OBJECTIVE —
Go through the records underneath and count the lines that include the string "intel". Give nothing but the number.

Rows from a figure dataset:
========

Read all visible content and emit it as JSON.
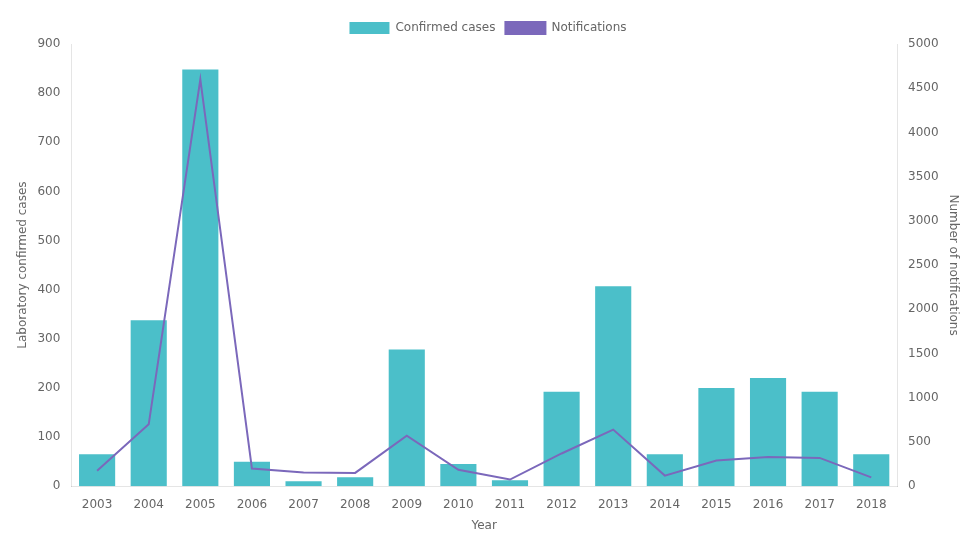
{
  "chart_data": {
    "type": "bar",
    "xlabel": "Year",
    "ylabel": "Laboratory confirmed cases",
    "y2label": "Number of notifications",
    "categories": [
      "2003",
      "2004",
      "2005",
      "2006",
      "2007",
      "2008",
      "2009",
      "2010",
      "2011",
      "2012",
      "2013",
      "2014",
      "2015",
      "2016",
      "2017",
      "2018"
    ],
    "series": [
      {
        "name": "Confirmed cases",
        "type": "bar",
        "color": "#4BBFC9",
        "values": [
          65,
          338,
          848,
          50,
          10,
          18,
          278,
          45,
          12,
          192,
          407,
          65,
          200,
          220,
          192,
          65
        ]
      },
      {
        "name": "Notifications",
        "type": "line",
        "color": "#7B68BB",
        "axis": "y2",
        "values": [
          175,
          700,
          4600,
          200,
          155,
          150,
          570,
          185,
          75,
          370,
          640,
          120,
          290,
          330,
          320,
          100
        ]
      }
    ],
    "ylim": [
      0,
      900
    ],
    "yticks": [
      0,
      100,
      200,
      300,
      400,
      500,
      600,
      700,
      800,
      900
    ],
    "y2lim": [
      0,
      5000
    ],
    "y2ticks": [
      0,
      500,
      1000,
      1500,
      2000,
      2500,
      3000,
      3500,
      4000,
      4500,
      5000
    ],
    "grid": false,
    "legend": "top"
  }
}
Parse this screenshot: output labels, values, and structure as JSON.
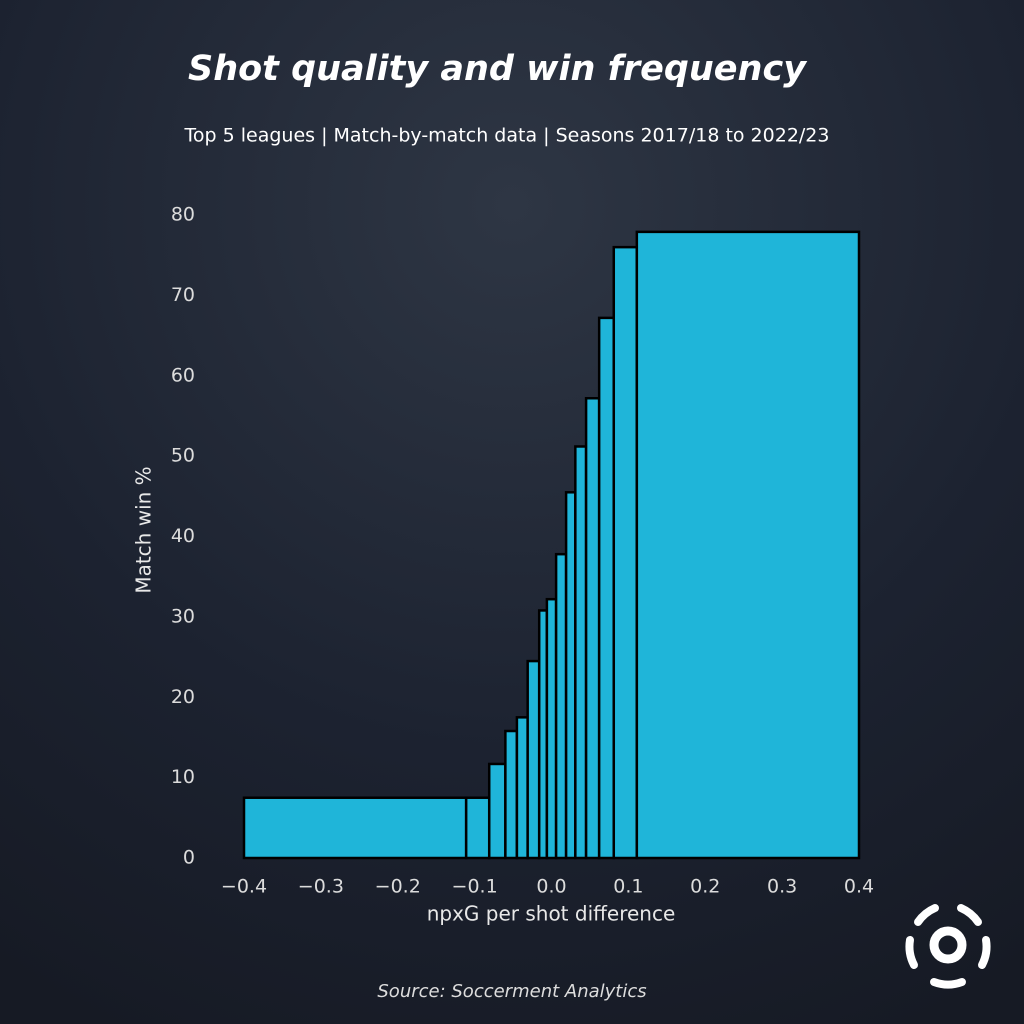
{
  "chart_data": {
    "type": "histogram",
    "title": "Shot quality and win frequency",
    "subtitle": "Top 5 leagues | Match-by-match data | Seasons 2017/18 to 2022/23",
    "xlabel": "npxG per shot difference",
    "ylabel": "Match win %",
    "source": "Source: Soccerment Analytics",
    "bins": [
      -0.4,
      -0.111,
      -0.081,
      -0.06,
      -0.045,
      -0.031,
      -0.016,
      -0.006,
      0.006,
      0.019,
      0.031,
      0.045,
      0.062,
      0.081,
      0.111,
      0.4
    ],
    "values": [
      7.5,
      7.5,
      11.7,
      15.8,
      17.5,
      24.5,
      30.8,
      32.2,
      37.8,
      45.5,
      51.2,
      57.2,
      67.2,
      76,
      77.9
    ],
    "color": "#1fb5d9",
    "xlim": [
      -0.4,
      0.4
    ],
    "xticks": [
      {
        "value": -0.4,
        "label": "−0.4"
      },
      {
        "value": -0.3,
        "label": "−0.3"
      },
      {
        "value": -0.2,
        "label": "−0.2"
      },
      {
        "value": -0.1,
        "label": "−0.1"
      },
      {
        "value": 0,
        "label": "0.0"
      },
      0.1,
      0.2,
      0.3,
      0.4
    ],
    "ylim": [
      0,
      80
    ],
    "yticks": [
      0,
      10,
      20,
      30,
      40,
      50,
      60,
      70,
      80
    ]
  }
}
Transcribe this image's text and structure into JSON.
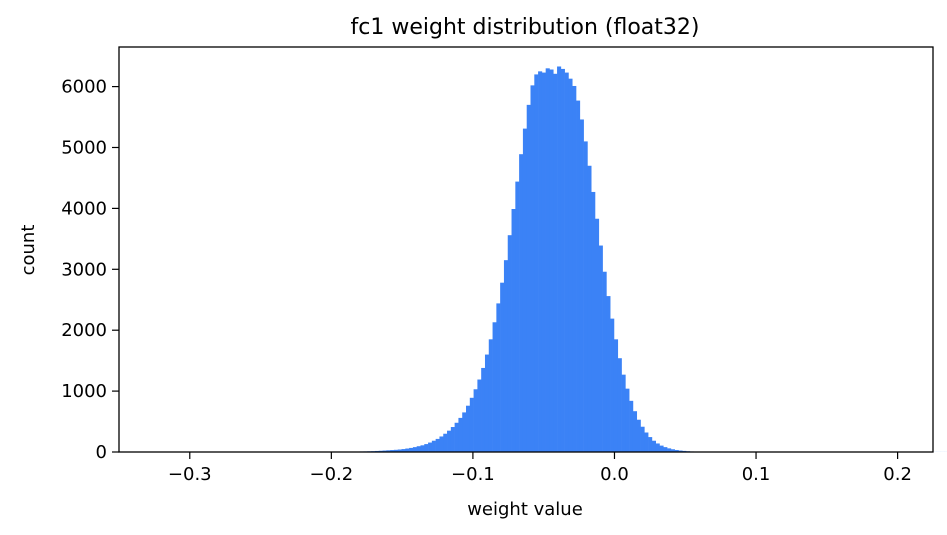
{
  "chart_data": {
    "type": "bar",
    "title": "fc1 weight distribution (float32)",
    "xlabel": "weight value",
    "ylabel": "count",
    "xlim": [
      -0.35,
      0.225
    ],
    "ylim": [
      0,
      6650
    ],
    "xticks": [
      {
        "value": -0.3,
        "label": "−0.3"
      },
      {
        "value": -0.2,
        "label": "−0.2"
      },
      {
        "value": -0.1,
        "label": "−0.1"
      },
      {
        "value": 0.0,
        "label": "0.0"
      },
      {
        "value": 0.1,
        "label": "0.1"
      },
      {
        "value": 0.2,
        "label": "0.2"
      }
    ],
    "yticks": [
      {
        "value": 0,
        "label": "0"
      },
      {
        "value": 1000,
        "label": "1000"
      },
      {
        "value": 2000,
        "label": "2000"
      },
      {
        "value": 3000,
        "label": "3000"
      },
      {
        "value": 4000,
        "label": "4000"
      },
      {
        "value": 5000,
        "label": "5000"
      },
      {
        "value": 6000,
        "label": "6000"
      }
    ],
    "bar_color": "#3b82f6",
    "bins": {
      "start": -0.33,
      "width": 0.00268,
      "counts": [
        1,
        1,
        1,
        1,
        1,
        1,
        1,
        1,
        1,
        1,
        1,
        1,
        1,
        1,
        1,
        1,
        1,
        1,
        1,
        1,
        1,
        1,
        1,
        1,
        1,
        1,
        1,
        1,
        1,
        1,
        1,
        1,
        1,
        1,
        1,
        1,
        1,
        1,
        1,
        1,
        1,
        1,
        2,
        2,
        2,
        2,
        3,
        3,
        3,
        4,
        4,
        5,
        5,
        6,
        7,
        8,
        9,
        10,
        12,
        14,
        17,
        20,
        24,
        28,
        32,
        36,
        41,
        48,
        57,
        67,
        80,
        95,
        110,
        130,
        155,
        185,
        215,
        255,
        300,
        350,
        410,
        480,
        560,
        650,
        760,
        890,
        1030,
        1190,
        1380,
        1600,
        1850,
        2130,
        2440,
        2780,
        3150,
        3560,
        3990,
        4440,
        4890,
        5310,
        5700,
        6020,
        6200,
        6250,
        6230,
        6300,
        6280,
        6210,
        6330,
        6290,
        6230,
        6130,
        6010,
        5770,
        5460,
        5100,
        4700,
        4270,
        3830,
        3390,
        2960,
        2560,
        2190,
        1850,
        1540,
        1270,
        1040,
        840,
        670,
        530,
        415,
        320,
        245,
        185,
        140,
        105,
        80,
        60,
        45,
        33,
        24,
        18,
        13,
        9,
        7,
        5,
        4,
        3,
        2,
        2,
        1,
        1,
        1,
        1,
        1,
        1,
        1,
        1,
        1,
        1,
        1,
        1,
        1,
        1,
        1,
        1,
        1,
        1,
        1,
        1,
        1,
        1,
        1,
        1,
        1,
        1,
        1,
        1,
        1,
        1,
        1,
        1,
        1,
        1,
        1,
        1,
        1,
        1,
        1,
        1,
        1,
        1,
        1,
        1,
        1,
        1,
        1,
        1,
        1,
        1,
        1,
        1,
        1,
        1,
        1,
        1,
        1,
        1,
        1,
        1,
        1,
        1,
        1,
        1,
        1
      ]
    }
  }
}
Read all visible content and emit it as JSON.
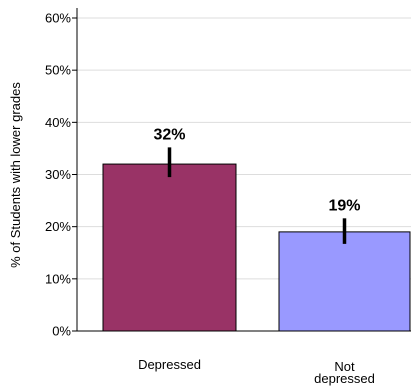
{
  "chart_data": {
    "type": "bar",
    "categories": [
      "Depressed",
      "Not depressed"
    ],
    "category_label_lines": [
      [
        "Depressed"
      ],
      [
        "Not",
        "depressed"
      ]
    ],
    "values": [
      32,
      19
    ],
    "value_labels": [
      "32%",
      "19%"
    ],
    "error_low": [
      29.5,
      16.7
    ],
    "error_high": [
      35.2,
      21.6
    ],
    "bar_colors": [
      "#993366",
      "#9999ff"
    ],
    "ylabel": "% of Students with lower grades",
    "ylim": [
      0,
      60
    ],
    "yticks": [
      0,
      10,
      20,
      30,
      40,
      50,
      60
    ],
    "ytick_labels": [
      "0%",
      "10%",
      "20%",
      "30%",
      "40%",
      "50%",
      "60%"
    ],
    "grid": "horizontal",
    "grid_color": "#dddddd"
  }
}
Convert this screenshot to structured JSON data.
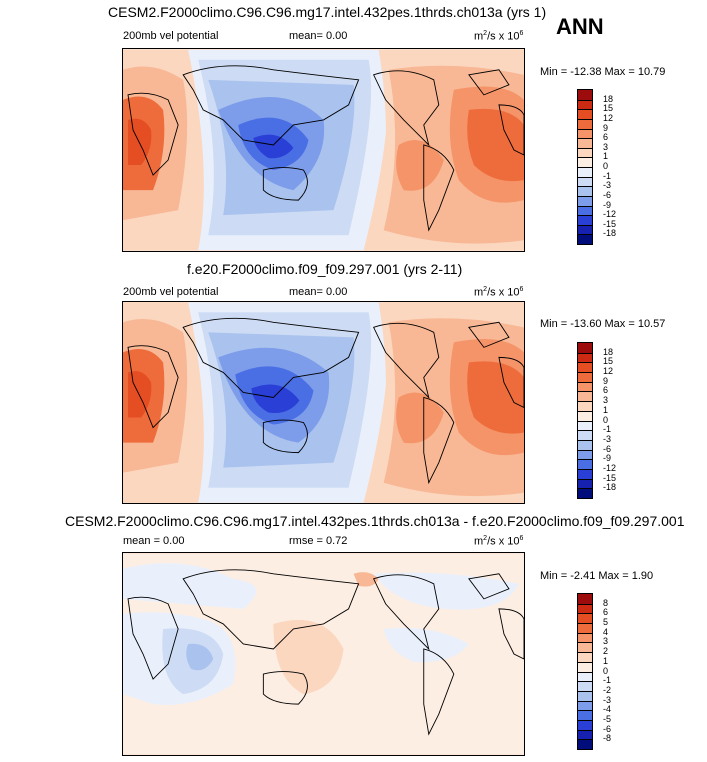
{
  "season": "ANN",
  "units": {
    "base": "m",
    "exp1": "2",
    "mid": "/s x 10",
    "exp2": "6"
  },
  "panels": [
    {
      "title": "CESM2.F2000climo.C96.C96.mg17.intel.432pes.1thrds.ch013a (yrs 1)",
      "left_label": "200mb vel potential",
      "center_label": "mean=   0.00",
      "minmax": "Min = -12.38 Max =  10.79",
      "levels": [
        "18",
        "15",
        "12",
        "9",
        "6",
        "3",
        "1",
        "0",
        "-1",
        "-3",
        "-6",
        "-9",
        "-12",
        "-15",
        "-18"
      ],
      "colors": [
        "#9c0c0c",
        "#cd2a13",
        "#e54d22",
        "#ee6c3c",
        "#f59468",
        "#f8b895",
        "#fbd7c0",
        "#fdeee3",
        "#e9f0fb",
        "#cddcf4",
        "#a9c2ee",
        "#7d9cea",
        "#4a6fe4",
        "#2a3fd6",
        "#1721b0",
        "#000d7a"
      ],
      "map_type": "velocity"
    },
    {
      "title": "f.e20.F2000climo.f09_f09.297.001 (yrs 2-11)",
      "left_label": "200mb vel potential",
      "center_label": "mean=   0.00",
      "minmax": "Min = -13.60 Max =  10.57",
      "levels": [
        "18",
        "15",
        "12",
        "9",
        "6",
        "3",
        "1",
        "0",
        "-1",
        "-3",
        "-6",
        "-9",
        "-12",
        "-15",
        "-18"
      ],
      "colors": [
        "#9c0c0c",
        "#cd2a13",
        "#e54d22",
        "#ee6c3c",
        "#f59468",
        "#f8b895",
        "#fbd7c0",
        "#fdeee3",
        "#e9f0fb",
        "#cddcf4",
        "#a9c2ee",
        "#7d9cea",
        "#4a6fe4",
        "#2a3fd6",
        "#1721b0",
        "#000d7a"
      ],
      "map_type": "velocity"
    },
    {
      "title": "CESM2.F2000climo.C96.C96.mg17.intel.432pes.1thrds.ch013a - f.e20.F2000climo.f09_f09.297.001",
      "left_label": "mean =   0.00",
      "center_label": "rmse =   0.72",
      "minmax": "Min =  -2.41 Max =   1.90",
      "levels": [
        "8",
        "6",
        "5",
        "4",
        "3",
        "2",
        "1",
        "0",
        "-1",
        "-2",
        "-3",
        "-4",
        "-5",
        "-6",
        "-8"
      ],
      "colors": [
        "#9c0c0c",
        "#cd2a13",
        "#e54d22",
        "#ee6c3c",
        "#f59468",
        "#f8b895",
        "#fbd7c0",
        "#fdeee3",
        "#e9f0fb",
        "#cddcf4",
        "#a9c2ee",
        "#7d9cea",
        "#4a6fe4",
        "#2a3fd6",
        "#1721b0",
        "#000d7a"
      ],
      "map_type": "difference"
    }
  ]
}
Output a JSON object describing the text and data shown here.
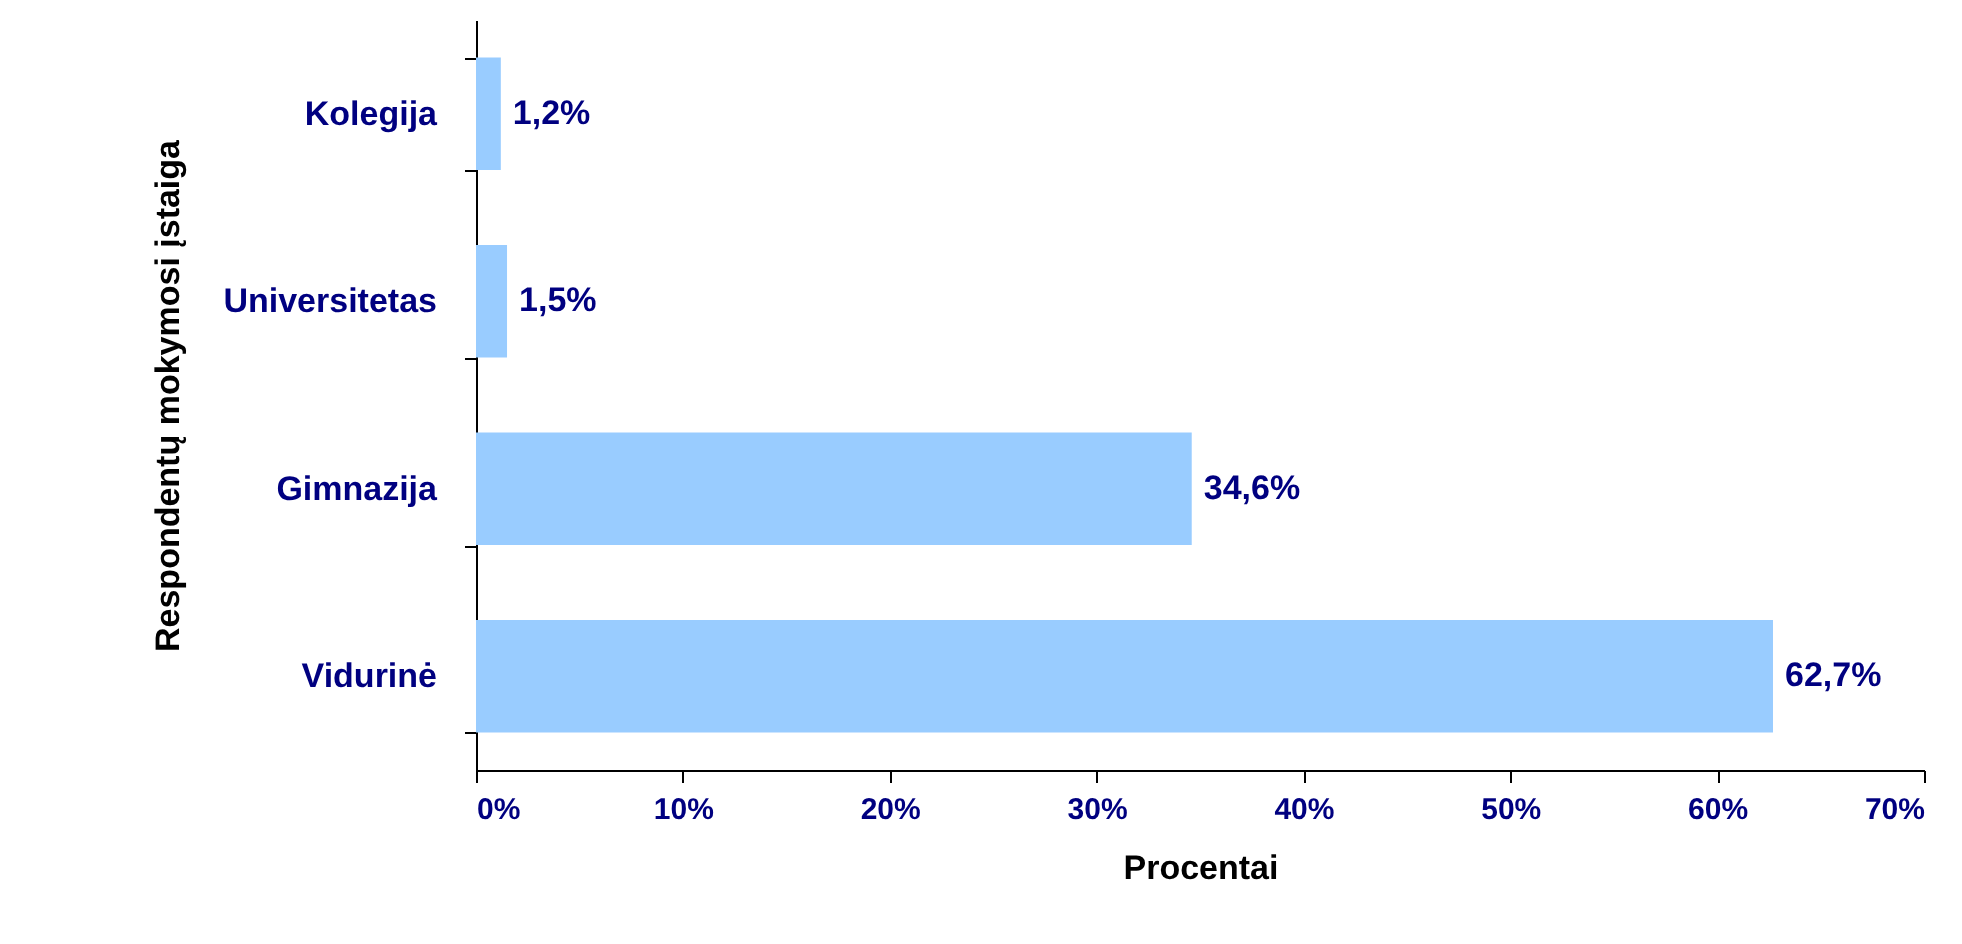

========

FULL ANSWER —
2